*TASKS AND EXERCISES*:
(a) Using the KJMY station listing below, say whether each statement agrees with it: (i) the station's HD2 subchannel carries Bloomberg Radio; (ii) the station first went on the air in 1991; (iii) the station is owned by iHeartMedia. For each, answer yes or no and quote the deciding words of the listing.
(b) Summarize the KJMY station listing below in two sentences.

*SELECTED EXCERPT*:
.....
KJMY
- Bountiful, Utah; United States;
- Broadcast area: Salt Lake City metropolitan area - Ogden - Provo
- Frequency: 99.5 MHz (HD Radio)
- Branding: My 99.5

Programming
- Format: Hot adult contemporary
- Subchannels: HD2: Bloomberg Radio
- Affiliations: Premiere Networks

Ownership
- Owner: iHeartMedia, Inc.; (iHM Licenses, LLC);
- Sister stations: KNRS, KNRS-FM, KODJ, KAAZ-FM, KZHT

History
- First air date: March 15, 1988
- Former call signs: KBZE (1988–1989); KLVV (1988–1991); KUTQ (1991–1996); KURR (1996–2004);
- Call sign meaning: "My"

Technical information
- Licensing authority: FCC
- Facility ID: 6543
- Class: C
- ERP: 40,000 watts
- HAAT: 900 meters (3,000 ft)
- Transmitter coordinates: 40°36′29″N 112°9′33″W﻿ / ﻿40.60806°N 112.15917°W
- Translator: HD2: 99.1 K256AE (Salt Lake City)
- Repeater: 99.5 KJMY-FM2 (Park City)

Links
- Public license information: Public file; LMS;
- Webcast: Listen live (via iHeartRadio)
.....
*SOURCE INFORMATION*:
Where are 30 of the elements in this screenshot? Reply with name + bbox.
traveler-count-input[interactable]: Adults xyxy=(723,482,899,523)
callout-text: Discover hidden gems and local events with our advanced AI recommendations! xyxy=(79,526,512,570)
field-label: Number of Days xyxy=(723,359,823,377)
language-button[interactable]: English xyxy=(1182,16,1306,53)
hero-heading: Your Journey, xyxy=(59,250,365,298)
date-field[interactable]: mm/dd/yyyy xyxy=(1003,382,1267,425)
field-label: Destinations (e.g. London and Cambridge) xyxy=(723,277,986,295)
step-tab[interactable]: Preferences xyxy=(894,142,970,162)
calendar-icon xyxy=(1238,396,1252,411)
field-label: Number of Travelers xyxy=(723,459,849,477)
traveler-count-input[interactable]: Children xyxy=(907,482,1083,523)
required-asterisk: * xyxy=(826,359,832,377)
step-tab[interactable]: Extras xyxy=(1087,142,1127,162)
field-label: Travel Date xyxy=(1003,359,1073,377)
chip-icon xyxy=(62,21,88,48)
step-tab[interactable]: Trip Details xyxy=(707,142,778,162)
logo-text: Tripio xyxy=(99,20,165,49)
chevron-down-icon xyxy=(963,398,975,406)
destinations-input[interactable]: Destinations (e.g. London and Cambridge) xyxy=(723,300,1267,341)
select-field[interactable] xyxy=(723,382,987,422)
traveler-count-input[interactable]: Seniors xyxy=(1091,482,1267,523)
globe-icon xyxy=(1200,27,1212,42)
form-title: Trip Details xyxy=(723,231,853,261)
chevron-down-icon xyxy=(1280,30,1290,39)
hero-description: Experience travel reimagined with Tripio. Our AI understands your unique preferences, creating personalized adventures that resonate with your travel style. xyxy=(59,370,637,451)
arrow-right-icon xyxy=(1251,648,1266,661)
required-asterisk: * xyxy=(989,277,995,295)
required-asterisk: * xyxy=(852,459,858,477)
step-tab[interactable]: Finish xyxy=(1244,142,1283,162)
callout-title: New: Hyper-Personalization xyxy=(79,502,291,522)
.....
*TASK SOLUTIONS*:
(a)
(i) Yes: "Subchannels: HD2: Bloomberg Radio"
(ii) No: "First air date: March 15, 1988"
(iii) Yes: "Owner: iHeartMedia, Inc."

(b) KJMY, branded My 99.5, is a hot adult contemporary station in Bountiful, Utah, broadcasting on 99.5 MHz to the Salt Lake City metropolitan area, Ogden and Provo. Owned by iHeartMedia, it first aired on March 15, 1988, and formerly used the call signs KBZE, KLVV, KUTQ and KURR.